(WHAT YOU NEED TO DO) Pictures aside, write out every record exactly as it appears.

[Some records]
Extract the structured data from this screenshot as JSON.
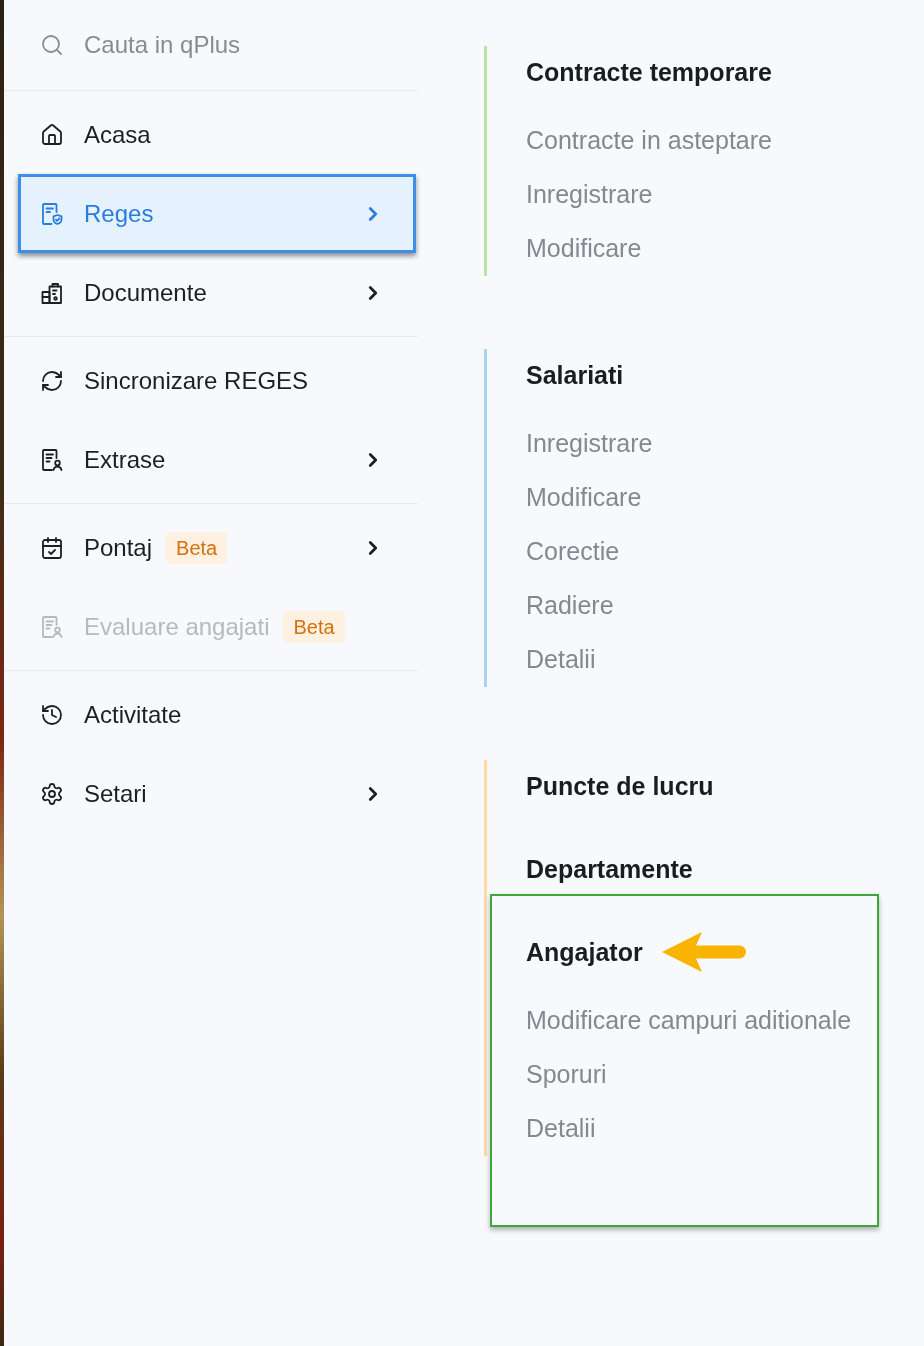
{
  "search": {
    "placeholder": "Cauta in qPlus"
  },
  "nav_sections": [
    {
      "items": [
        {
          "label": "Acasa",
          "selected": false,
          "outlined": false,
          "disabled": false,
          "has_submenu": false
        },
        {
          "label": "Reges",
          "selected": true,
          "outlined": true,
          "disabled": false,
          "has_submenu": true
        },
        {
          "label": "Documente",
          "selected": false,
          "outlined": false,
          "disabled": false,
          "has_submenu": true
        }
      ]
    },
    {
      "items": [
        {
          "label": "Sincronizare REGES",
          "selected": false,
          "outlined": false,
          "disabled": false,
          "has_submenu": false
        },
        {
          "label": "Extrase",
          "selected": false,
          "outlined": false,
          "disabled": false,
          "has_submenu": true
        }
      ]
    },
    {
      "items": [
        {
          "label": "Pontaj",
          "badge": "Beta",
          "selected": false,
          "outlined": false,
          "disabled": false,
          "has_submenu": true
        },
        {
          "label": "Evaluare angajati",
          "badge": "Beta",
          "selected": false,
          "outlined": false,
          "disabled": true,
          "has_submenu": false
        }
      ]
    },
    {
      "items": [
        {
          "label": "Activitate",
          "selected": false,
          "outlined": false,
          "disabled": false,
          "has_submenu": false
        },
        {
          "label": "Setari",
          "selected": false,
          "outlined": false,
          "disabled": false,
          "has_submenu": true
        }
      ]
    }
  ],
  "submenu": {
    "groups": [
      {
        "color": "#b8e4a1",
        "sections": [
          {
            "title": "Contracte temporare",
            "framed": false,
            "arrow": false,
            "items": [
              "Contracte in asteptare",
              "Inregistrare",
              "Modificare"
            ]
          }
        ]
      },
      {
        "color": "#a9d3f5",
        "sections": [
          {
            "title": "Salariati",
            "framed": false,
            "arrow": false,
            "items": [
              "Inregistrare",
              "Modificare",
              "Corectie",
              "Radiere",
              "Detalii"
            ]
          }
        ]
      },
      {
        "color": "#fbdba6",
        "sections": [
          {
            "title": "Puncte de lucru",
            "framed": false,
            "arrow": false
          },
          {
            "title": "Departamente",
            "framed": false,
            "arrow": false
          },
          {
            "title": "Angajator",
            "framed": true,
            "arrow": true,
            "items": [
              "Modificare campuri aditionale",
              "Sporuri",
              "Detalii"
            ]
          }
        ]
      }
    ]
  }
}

(EXPECTED ANSWER)
Extract the structured data from this screenshot as JSON.
{
  "search": {
    "placeholder": "Cauta in qPlus"
  },
  "nav_sections": [
    {
      "items": [
        {
          "label": "Acasa",
          "selected": false,
          "outlined": false,
          "disabled": false,
          "has_submenu": false
        },
        {
          "label": "Reges",
          "selected": true,
          "outlined": true,
          "disabled": false,
          "has_submenu": true
        },
        {
          "label": "Documente",
          "selected": false,
          "outlined": false,
          "disabled": false,
          "has_submenu": true
        }
      ]
    },
    {
      "items": [
        {
          "label": "Sincronizare REGES",
          "selected": false,
          "outlined": false,
          "disabled": false,
          "has_submenu": false
        },
        {
          "label": "Extrase",
          "selected": false,
          "outlined": false,
          "disabled": false,
          "has_submenu": true
        }
      ]
    },
    {
      "items": [
        {
          "label": "Pontaj",
          "badge": "Beta",
          "selected": false,
          "outlined": false,
          "disabled": false,
          "has_submenu": true
        },
        {
          "label": "Evaluare angajati",
          "badge": "Beta",
          "selected": false,
          "outlined": false,
          "disabled": true,
          "has_submenu": false
        }
      ]
    },
    {
      "items": [
        {
          "label": "Activitate",
          "selected": false,
          "outlined": false,
          "disabled": false,
          "has_submenu": false
        },
        {
          "label": "Setari",
          "selected": false,
          "outlined": false,
          "disabled": false,
          "has_submenu": true
        }
      ]
    }
  ],
  "submenu": {
    "groups": [
      {
        "color": "#b8e4a1",
        "sections": [
          {
            "title": "Contracte temporare",
            "framed": false,
            "arrow": false,
            "items": [
              "Contracte in asteptare",
              "Inregistrare",
              "Modificare"
            ]
          }
        ]
      },
      {
        "color": "#a9d3f5",
        "sections": [
          {
            "title": "Salariati",
            "framed": false,
            "arrow": false,
            "items": [
              "Inregistrare",
              "Modificare",
              "Corectie",
              "Radiere",
              "Detalii"
            ]
          }
        ]
      },
      {
        "color": "#fbdba6",
        "sections": [
          {
            "title": "Puncte de lucru",
            "framed": false,
            "arrow": false
          },
          {
            "title": "Departamente",
            "framed": false,
            "arrow": false
          },
          {
            "title": "Angajator",
            "framed": true,
            "arrow": true,
            "items": [
              "Modificare campuri aditionale",
              "Sporuri",
              "Detalii"
            ]
          }
        ]
      }
    ]
  }
}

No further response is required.